═══ ENTRIES SHOWN
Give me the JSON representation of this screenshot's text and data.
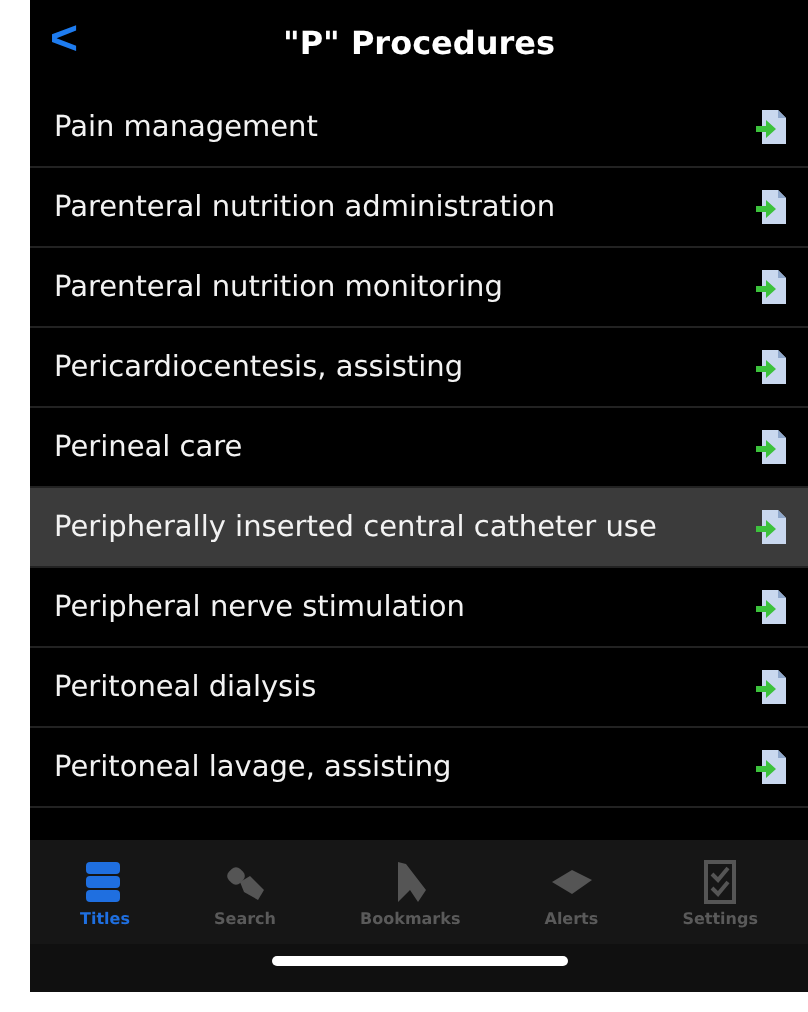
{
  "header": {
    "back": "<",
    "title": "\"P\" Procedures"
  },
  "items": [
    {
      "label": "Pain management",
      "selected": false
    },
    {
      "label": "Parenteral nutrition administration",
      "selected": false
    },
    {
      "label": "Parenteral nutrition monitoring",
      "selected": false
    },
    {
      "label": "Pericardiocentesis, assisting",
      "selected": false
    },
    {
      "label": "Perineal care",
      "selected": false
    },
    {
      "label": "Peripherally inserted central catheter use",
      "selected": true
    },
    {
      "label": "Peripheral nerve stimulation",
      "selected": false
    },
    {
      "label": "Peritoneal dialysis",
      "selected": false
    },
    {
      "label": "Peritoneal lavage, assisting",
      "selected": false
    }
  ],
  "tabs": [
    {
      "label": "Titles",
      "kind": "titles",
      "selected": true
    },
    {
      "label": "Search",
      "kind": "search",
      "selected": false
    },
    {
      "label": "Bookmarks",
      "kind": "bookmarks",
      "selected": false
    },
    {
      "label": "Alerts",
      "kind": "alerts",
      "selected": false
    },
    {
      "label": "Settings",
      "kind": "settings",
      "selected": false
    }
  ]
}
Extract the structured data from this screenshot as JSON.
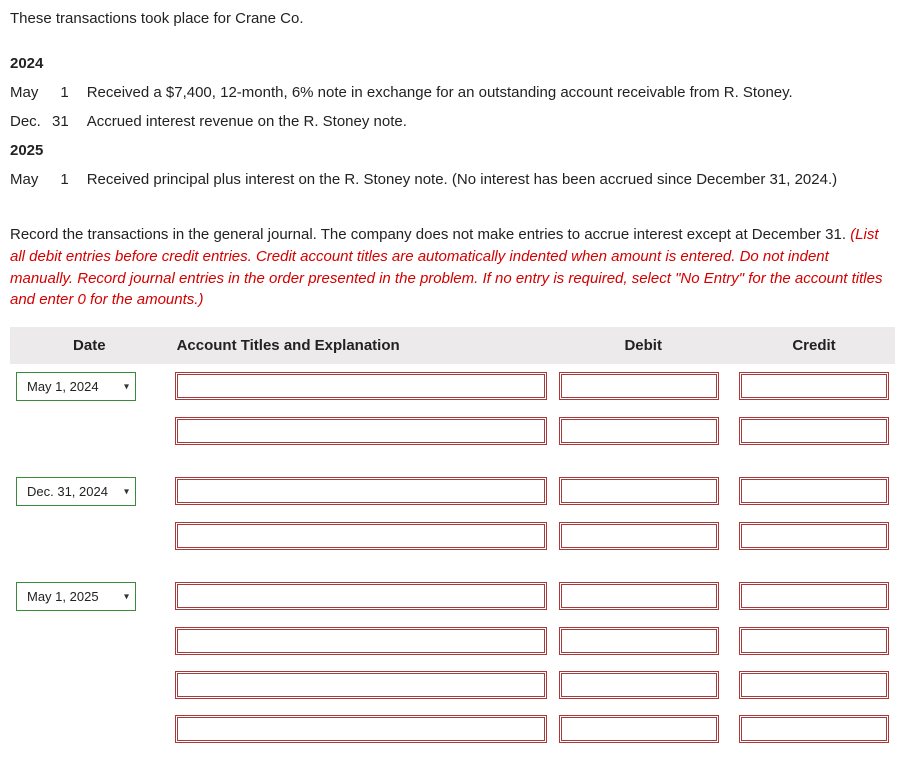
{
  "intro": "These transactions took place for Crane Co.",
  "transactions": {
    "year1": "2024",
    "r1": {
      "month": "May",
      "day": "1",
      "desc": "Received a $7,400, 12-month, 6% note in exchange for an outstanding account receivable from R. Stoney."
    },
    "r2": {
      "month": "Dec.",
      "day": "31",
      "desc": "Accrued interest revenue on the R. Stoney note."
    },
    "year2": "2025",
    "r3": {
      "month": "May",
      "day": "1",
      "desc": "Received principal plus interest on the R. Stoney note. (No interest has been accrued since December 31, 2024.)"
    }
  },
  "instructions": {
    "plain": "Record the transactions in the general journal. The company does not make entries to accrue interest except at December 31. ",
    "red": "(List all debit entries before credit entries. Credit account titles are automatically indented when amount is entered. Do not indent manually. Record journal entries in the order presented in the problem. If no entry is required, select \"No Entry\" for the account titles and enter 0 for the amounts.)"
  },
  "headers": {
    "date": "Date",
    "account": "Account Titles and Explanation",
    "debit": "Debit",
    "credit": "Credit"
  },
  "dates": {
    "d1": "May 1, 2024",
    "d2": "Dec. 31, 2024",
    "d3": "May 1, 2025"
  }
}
══════
WHAT YOU WILL DO => The lines to collect are those holding the string "transactions"; copy them all.

PROBLEM SOLUTION =>
  "intro": "These transactions took place for Crane Co.",
  "transactions": {
    "plain": "Record the transactions in the general journal. The company does not make entries to accrue interest except at December 31. ",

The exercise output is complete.